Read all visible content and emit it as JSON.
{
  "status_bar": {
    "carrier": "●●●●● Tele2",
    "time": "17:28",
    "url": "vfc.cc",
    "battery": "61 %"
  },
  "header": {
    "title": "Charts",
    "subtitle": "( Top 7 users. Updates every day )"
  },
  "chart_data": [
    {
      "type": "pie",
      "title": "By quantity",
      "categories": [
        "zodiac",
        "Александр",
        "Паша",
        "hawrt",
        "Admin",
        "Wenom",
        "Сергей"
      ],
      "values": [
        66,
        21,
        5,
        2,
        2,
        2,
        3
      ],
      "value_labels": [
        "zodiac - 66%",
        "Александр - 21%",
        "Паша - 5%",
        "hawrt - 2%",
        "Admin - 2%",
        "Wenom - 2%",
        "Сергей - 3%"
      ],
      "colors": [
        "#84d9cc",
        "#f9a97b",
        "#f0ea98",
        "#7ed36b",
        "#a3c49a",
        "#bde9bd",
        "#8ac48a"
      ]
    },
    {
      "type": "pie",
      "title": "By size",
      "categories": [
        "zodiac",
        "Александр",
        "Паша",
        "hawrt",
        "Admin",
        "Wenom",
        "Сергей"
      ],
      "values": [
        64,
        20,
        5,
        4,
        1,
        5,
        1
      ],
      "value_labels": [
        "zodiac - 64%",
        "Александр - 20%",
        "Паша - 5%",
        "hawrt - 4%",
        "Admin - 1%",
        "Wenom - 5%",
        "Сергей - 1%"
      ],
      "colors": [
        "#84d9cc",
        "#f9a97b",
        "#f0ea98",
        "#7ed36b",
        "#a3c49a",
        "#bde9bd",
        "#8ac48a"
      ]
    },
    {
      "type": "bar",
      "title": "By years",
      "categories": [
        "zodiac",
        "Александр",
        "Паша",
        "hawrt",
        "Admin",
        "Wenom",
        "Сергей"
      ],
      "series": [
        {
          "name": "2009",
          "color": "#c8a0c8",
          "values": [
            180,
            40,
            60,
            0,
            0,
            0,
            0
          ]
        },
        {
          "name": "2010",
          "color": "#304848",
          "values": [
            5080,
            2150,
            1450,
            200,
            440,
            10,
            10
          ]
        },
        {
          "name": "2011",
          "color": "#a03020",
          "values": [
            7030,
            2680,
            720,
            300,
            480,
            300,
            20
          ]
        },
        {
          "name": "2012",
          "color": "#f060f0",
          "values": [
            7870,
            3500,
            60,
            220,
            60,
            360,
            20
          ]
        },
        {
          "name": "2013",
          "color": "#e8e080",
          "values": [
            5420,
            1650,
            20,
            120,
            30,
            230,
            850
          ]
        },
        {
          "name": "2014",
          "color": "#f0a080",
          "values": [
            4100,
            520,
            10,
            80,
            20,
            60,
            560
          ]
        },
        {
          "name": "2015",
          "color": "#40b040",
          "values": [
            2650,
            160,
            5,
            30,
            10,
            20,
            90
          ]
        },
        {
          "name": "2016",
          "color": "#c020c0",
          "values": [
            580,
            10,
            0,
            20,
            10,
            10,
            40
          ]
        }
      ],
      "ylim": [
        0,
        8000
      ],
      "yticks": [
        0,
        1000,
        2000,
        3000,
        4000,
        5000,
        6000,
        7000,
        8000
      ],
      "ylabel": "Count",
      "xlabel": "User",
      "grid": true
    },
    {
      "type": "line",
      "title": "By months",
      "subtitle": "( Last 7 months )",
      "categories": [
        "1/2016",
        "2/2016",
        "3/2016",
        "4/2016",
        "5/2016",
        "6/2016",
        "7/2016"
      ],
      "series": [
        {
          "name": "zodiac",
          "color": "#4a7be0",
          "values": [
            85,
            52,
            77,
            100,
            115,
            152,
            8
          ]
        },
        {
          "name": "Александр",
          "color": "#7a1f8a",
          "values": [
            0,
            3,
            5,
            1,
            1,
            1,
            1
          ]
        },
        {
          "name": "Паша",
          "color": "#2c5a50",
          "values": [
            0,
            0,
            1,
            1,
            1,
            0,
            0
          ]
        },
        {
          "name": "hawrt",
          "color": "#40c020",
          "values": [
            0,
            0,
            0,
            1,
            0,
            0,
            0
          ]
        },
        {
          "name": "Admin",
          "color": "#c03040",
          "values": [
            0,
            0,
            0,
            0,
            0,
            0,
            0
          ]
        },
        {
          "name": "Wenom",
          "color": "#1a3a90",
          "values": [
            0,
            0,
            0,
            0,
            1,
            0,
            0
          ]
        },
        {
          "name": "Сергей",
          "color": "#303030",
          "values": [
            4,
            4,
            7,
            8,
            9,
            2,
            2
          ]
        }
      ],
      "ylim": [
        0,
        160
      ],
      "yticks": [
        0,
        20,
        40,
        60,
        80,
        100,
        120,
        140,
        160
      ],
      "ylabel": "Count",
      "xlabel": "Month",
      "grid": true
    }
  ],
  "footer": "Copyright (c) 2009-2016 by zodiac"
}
------------
= GIVEN TASK =
The records are above. How many lines in them contain the word "months"? Give the number alone.

= COMPLETE RESPONSE =
2